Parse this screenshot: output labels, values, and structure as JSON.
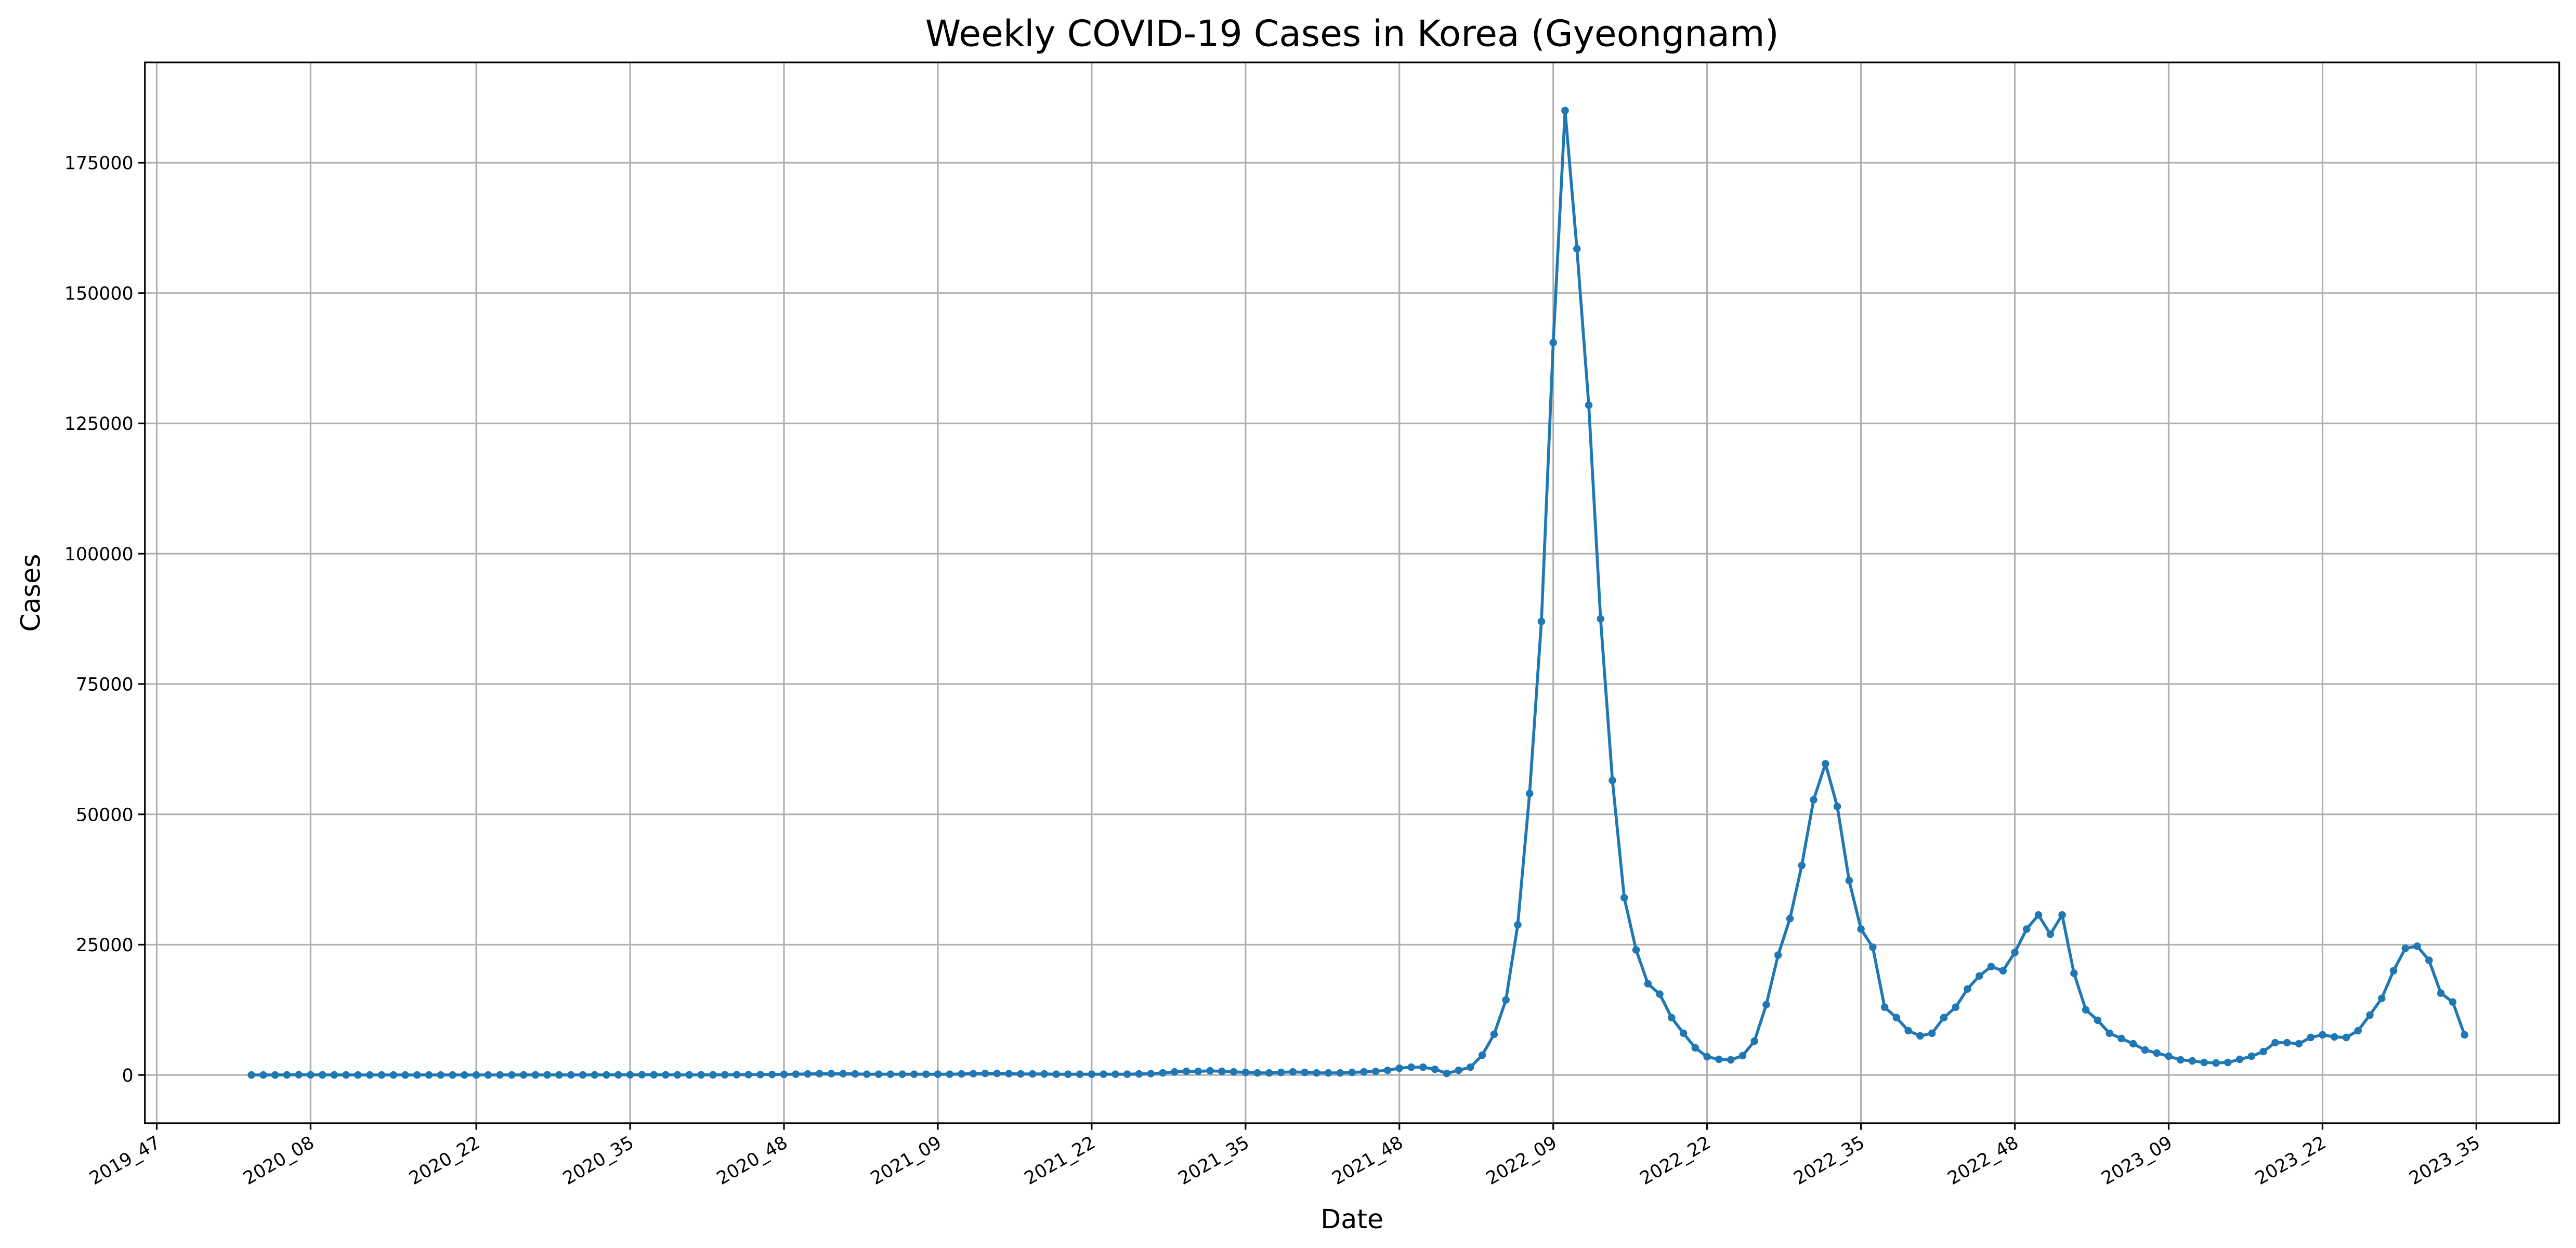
{
  "chart_data": {
    "type": "line",
    "title": "Weekly COVID-19 Cases in Korea (Gyeongnam)",
    "xlabel": "Date",
    "ylabel": "Cases",
    "color": "#1f77b4",
    "grid": true,
    "xlim": [
      "2019_46",
      "2023_42"
    ],
    "xticks": [
      "2019_47",
      "2020_08",
      "2020_22",
      "2020_35",
      "2020_48",
      "2021_09",
      "2021_22",
      "2021_35",
      "2021_48",
      "2022_09",
      "2022_22",
      "2022_35",
      "2022_48",
      "2023_09",
      "2023_22",
      "2023_35"
    ],
    "ylim": [
      -9250,
      194250
    ],
    "yticks": [
      0,
      25000,
      50000,
      75000,
      100000,
      125000,
      150000,
      175000
    ],
    "x": [
      "2020_03",
      "2020_04",
      "2020_05",
      "2020_06",
      "2020_07",
      "2020_08",
      "2020_09",
      "2020_10",
      "2020_11",
      "2020_12",
      "2020_13",
      "2020_14",
      "2020_15",
      "2020_16",
      "2020_17",
      "2020_18",
      "2020_19",
      "2020_20",
      "2020_21",
      "2020_22",
      "2020_23",
      "2020_24",
      "2020_25",
      "2020_26",
      "2020_27",
      "2020_28",
      "2020_29",
      "2020_30",
      "2020_31",
      "2020_32",
      "2020_33",
      "2020_34",
      "2020_35",
      "2020_36",
      "2020_37",
      "2020_38",
      "2020_39",
      "2020_40",
      "2020_41",
      "2020_42",
      "2020_43",
      "2020_44",
      "2020_45",
      "2020_46",
      "2020_47",
      "2020_48",
      "2020_49",
      "2020_50",
      "2020_51",
      "2020_52",
      "2021_01",
      "2021_02",
      "2021_03",
      "2021_04",
      "2021_05",
      "2021_06",
      "2021_07",
      "2021_08",
      "2021_09",
      "2021_10",
      "2021_11",
      "2021_12",
      "2021_13",
      "2021_14",
      "2021_15",
      "2021_16",
      "2021_17",
      "2021_18",
      "2021_19",
      "2021_20",
      "2021_21",
      "2021_22",
      "2021_23",
      "2021_24",
      "2021_25",
      "2021_26",
      "2021_27",
      "2021_28",
      "2021_29",
      "2021_30",
      "2021_31",
      "2021_32",
      "2021_33",
      "2021_34",
      "2021_35",
      "2021_36",
      "2021_37",
      "2021_38",
      "2021_39",
      "2021_40",
      "2021_41",
      "2021_42",
      "2021_43",
      "2021_44",
      "2021_45",
      "2021_46",
      "2021_47",
      "2021_48",
      "2021_49",
      "2021_50",
      "2021_51",
      "2021_52",
      "2022_01",
      "2022_02",
      "2022_03",
      "2022_04",
      "2022_05",
      "2022_06",
      "2022_07",
      "2022_08",
      "2022_09",
      "2022_10",
      "2022_11",
      "2022_12",
      "2022_13",
      "2022_14",
      "2022_15",
      "2022_16",
      "2022_17",
      "2022_18",
      "2022_19",
      "2022_20",
      "2022_21",
      "2022_22",
      "2022_23",
      "2022_24",
      "2022_25",
      "2022_26",
      "2022_27",
      "2022_28",
      "2022_29",
      "2022_30",
      "2022_31",
      "2022_32",
      "2022_33",
      "2022_34",
      "2022_35",
      "2022_36",
      "2022_37",
      "2022_38",
      "2022_39",
      "2022_40",
      "2022_41",
      "2022_42",
      "2022_43",
      "2022_44",
      "2022_45",
      "2022_46",
      "2022_47",
      "2022_48",
      "2022_49",
      "2022_50",
      "2022_51",
      "2022_52",
      "2023_01",
      "2023_02",
      "2023_03",
      "2023_04",
      "2023_05",
      "2023_06",
      "2023_07",
      "2023_08",
      "2023_09",
      "2023_10",
      "2023_11",
      "2023_12",
      "2023_13",
      "2023_14",
      "2023_15",
      "2023_16",
      "2023_17",
      "2023_18",
      "2023_19",
      "2023_20",
      "2023_21",
      "2023_22",
      "2023_23",
      "2023_24",
      "2023_25",
      "2023_26",
      "2023_27",
      "2023_28",
      "2023_29",
      "2023_30",
      "2023_31",
      "2023_32",
      "2023_33",
      "2023_34"
    ],
    "values": [
      0,
      0,
      0,
      10,
      50,
      30,
      20,
      10,
      10,
      5,
      5,
      5,
      5,
      5,
      5,
      5,
      5,
      5,
      5,
      5,
      5,
      10,
      10,
      10,
      20,
      20,
      15,
      10,
      10,
      20,
      20,
      30,
      40,
      50,
      40,
      30,
      20,
      20,
      20,
      30,
      40,
      50,
      60,
      80,
      100,
      120,
      150,
      200,
      250,
      250,
      250,
      200,
      150,
      150,
      150,
      150,
      150,
      150,
      150,
      150,
      200,
      250,
      300,
      300,
      250,
      200,
      200,
      200,
      150,
      150,
      150,
      150,
      150,
      150,
      150,
      200,
      250,
      400,
      600,
      700,
      700,
      800,
      700,
      600,
      500,
      400,
      400,
      500,
      600,
      500,
      400,
      400,
      400,
      500,
      600,
      700,
      900,
      1300,
      1500,
      1500,
      1100,
      300,
      900,
      1500,
      3800,
      7800,
      14400,
      28800,
      54000,
      87000,
      140500,
      185000,
      158500,
      128500,
      87500,
      56500,
      34000,
      24000,
      17500,
      15500,
      11000,
      8000,
      5200,
      3500,
      3000,
      2900,
      3700,
      6500,
      13500,
      23000,
      30000,
      40200,
      52800,
      59700,
      51500,
      37300,
      28000,
      24500,
      13000,
      11000,
      8500,
      7500,
      8000,
      11000,
      13000,
      16500,
      19000,
      20800,
      20000,
      23500,
      28000,
      30700,
      27000,
      30700,
      19500,
      12500,
      10500,
      8000,
      7000,
      6000,
      4800,
      4200,
      3600,
      2900,
      2700,
      2400,
      2300,
      2400,
      3000,
      3600,
      4500,
      6200,
      6200,
      6000,
      7200,
      7700,
      7300,
      7200,
      8500,
      11500,
      14700,
      20000,
      24300,
      24700,
      22000,
      15700,
      14000,
      7700
    ]
  }
}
+ + +
:: TASK TO CARRY OUT ::
Reproduce every line of the material precisely, omitting its pictures.

:: FULL ANSWER ::
Parse this screenshot: output labels, values, and structure as JSON.
{
  "chart_data": {
    "type": "line",
    "title": "Weekly COVID-19 Cases in Korea (Gyeongnam)",
    "xlabel": "Date",
    "ylabel": "Cases",
    "color": "#1f77b4",
    "grid": true,
    "xlim": [
      "2019_46",
      "2023_42"
    ],
    "xticks": [
      "2019_47",
      "2020_08",
      "2020_22",
      "2020_35",
      "2020_48",
      "2021_09",
      "2021_22",
      "2021_35",
      "2021_48",
      "2022_09",
      "2022_22",
      "2022_35",
      "2022_48",
      "2023_09",
      "2023_22",
      "2023_35"
    ],
    "ylim": [
      -9250,
      194250
    ],
    "yticks": [
      0,
      25000,
      50000,
      75000,
      100000,
      125000,
      150000,
      175000
    ],
    "x": [
      "2020_03",
      "2020_04",
      "2020_05",
      "2020_06",
      "2020_07",
      "2020_08",
      "2020_09",
      "2020_10",
      "2020_11",
      "2020_12",
      "2020_13",
      "2020_14",
      "2020_15",
      "2020_16",
      "2020_17",
      "2020_18",
      "2020_19",
      "2020_20",
      "2020_21",
      "2020_22",
      "2020_23",
      "2020_24",
      "2020_25",
      "2020_26",
      "2020_27",
      "2020_28",
      "2020_29",
      "2020_30",
      "2020_31",
      "2020_32",
      "2020_33",
      "2020_34",
      "2020_35",
      "2020_36",
      "2020_37",
      "2020_38",
      "2020_39",
      "2020_40",
      "2020_41",
      "2020_42",
      "2020_43",
      "2020_44",
      "2020_45",
      "2020_46",
      "2020_47",
      "2020_48",
      "2020_49",
      "2020_50",
      "2020_51",
      "2020_52",
      "2021_01",
      "2021_02",
      "2021_03",
      "2021_04",
      "2021_05",
      "2021_06",
      "2021_07",
      "2021_08",
      "2021_09",
      "2021_10",
      "2021_11",
      "2021_12",
      "2021_13",
      "2021_14",
      "2021_15",
      "2021_16",
      "2021_17",
      "2021_18",
      "2021_19",
      "2021_20",
      "2021_21",
      "2021_22",
      "2021_23",
      "2021_24",
      "2021_25",
      "2021_26",
      "2021_27",
      "2021_28",
      "2021_29",
      "2021_30",
      "2021_31",
      "2021_32",
      "2021_33",
      "2021_34",
      "2021_35",
      "2021_36",
      "2021_37",
      "2021_38",
      "2021_39",
      "2021_40",
      "2021_41",
      "2021_42",
      "2021_43",
      "2021_44",
      "2021_45",
      "2021_46",
      "2021_47",
      "2021_48",
      "2021_49",
      "2021_50",
      "2021_51",
      "2021_52",
      "2022_01",
      "2022_02",
      "2022_03",
      "2022_04",
      "2022_05",
      "2022_06",
      "2022_07",
      "2022_08",
      "2022_09",
      "2022_10",
      "2022_11",
      "2022_12",
      "2022_13",
      "2022_14",
      "2022_15",
      "2022_16",
      "2022_17",
      "2022_18",
      "2022_19",
      "2022_20",
      "2022_21",
      "2022_22",
      "2022_23",
      "2022_24",
      "2022_25",
      "2022_26",
      "2022_27",
      "2022_28",
      "2022_29",
      "2022_30",
      "2022_31",
      "2022_32",
      "2022_33",
      "2022_34",
      "2022_35",
      "2022_36",
      "2022_37",
      "2022_38",
      "2022_39",
      "2022_40",
      "2022_41",
      "2022_42",
      "2022_43",
      "2022_44",
      "2022_45",
      "2022_46",
      "2022_47",
      "2022_48",
      "2022_49",
      "2022_50",
      "2022_51",
      "2022_52",
      "2023_01",
      "2023_02",
      "2023_03",
      "2023_04",
      "2023_05",
      "2023_06",
      "2023_07",
      "2023_08",
      "2023_09",
      "2023_10",
      "2023_11",
      "2023_12",
      "2023_13",
      "2023_14",
      "2023_15",
      "2023_16",
      "2023_17",
      "2023_18",
      "2023_19",
      "2023_20",
      "2023_21",
      "2023_22",
      "2023_23",
      "2023_24",
      "2023_25",
      "2023_26",
      "2023_27",
      "2023_28",
      "2023_29",
      "2023_30",
      "2023_31",
      "2023_32",
      "2023_33",
      "2023_34"
    ],
    "values": [
      0,
      0,
      0,
      10,
      50,
      30,
      20,
      10,
      10,
      5,
      5,
      5,
      5,
      5,
      5,
      5,
      5,
      5,
      5,
      5,
      5,
      10,
      10,
      10,
      20,
      20,
      15,
      10,
      10,
      20,
      20,
      30,
      40,
      50,
      40,
      30,
      20,
      20,
      20,
      30,
      40,
      50,
      60,
      80,
      100,
      120,
      150,
      200,
      250,
      250,
      250,
      200,
      150,
      150,
      150,
      150,
      150,
      150,
      150,
      150,
      200,
      250,
      300,
      300,
      250,
      200,
      200,
      200,
      150,
      150,
      150,
      150,
      150,
      150,
      150,
      200,
      250,
      400,
      600,
      700,
      700,
      800,
      700,
      600,
      500,
      400,
      400,
      500,
      600,
      500,
      400,
      400,
      400,
      500,
      600,
      700,
      900,
      1300,
      1500,
      1500,
      1100,
      300,
      900,
      1500,
      3800,
      7800,
      14400,
      28800,
      54000,
      87000,
      140500,
      185000,
      158500,
      128500,
      87500,
      56500,
      34000,
      24000,
      17500,
      15500,
      11000,
      8000,
      5200,
      3500,
      3000,
      2900,
      3700,
      6500,
      13500,
      23000,
      30000,
      40200,
      52800,
      59700,
      51500,
      37300,
      28000,
      24500,
      13000,
      11000,
      8500,
      7500,
      8000,
      11000,
      13000,
      16500,
      19000,
      20800,
      20000,
      23500,
      28000,
      30700,
      27000,
      30700,
      19500,
      12500,
      10500,
      8000,
      7000,
      6000,
      4800,
      4200,
      3600,
      2900,
      2700,
      2400,
      2300,
      2400,
      3000,
      3600,
      4500,
      6200,
      6200,
      6000,
      7200,
      7700,
      7300,
      7200,
      8500,
      11500,
      14700,
      20000,
      24300,
      24700,
      22000,
      15700,
      14000,
      7700
    ]
  }
}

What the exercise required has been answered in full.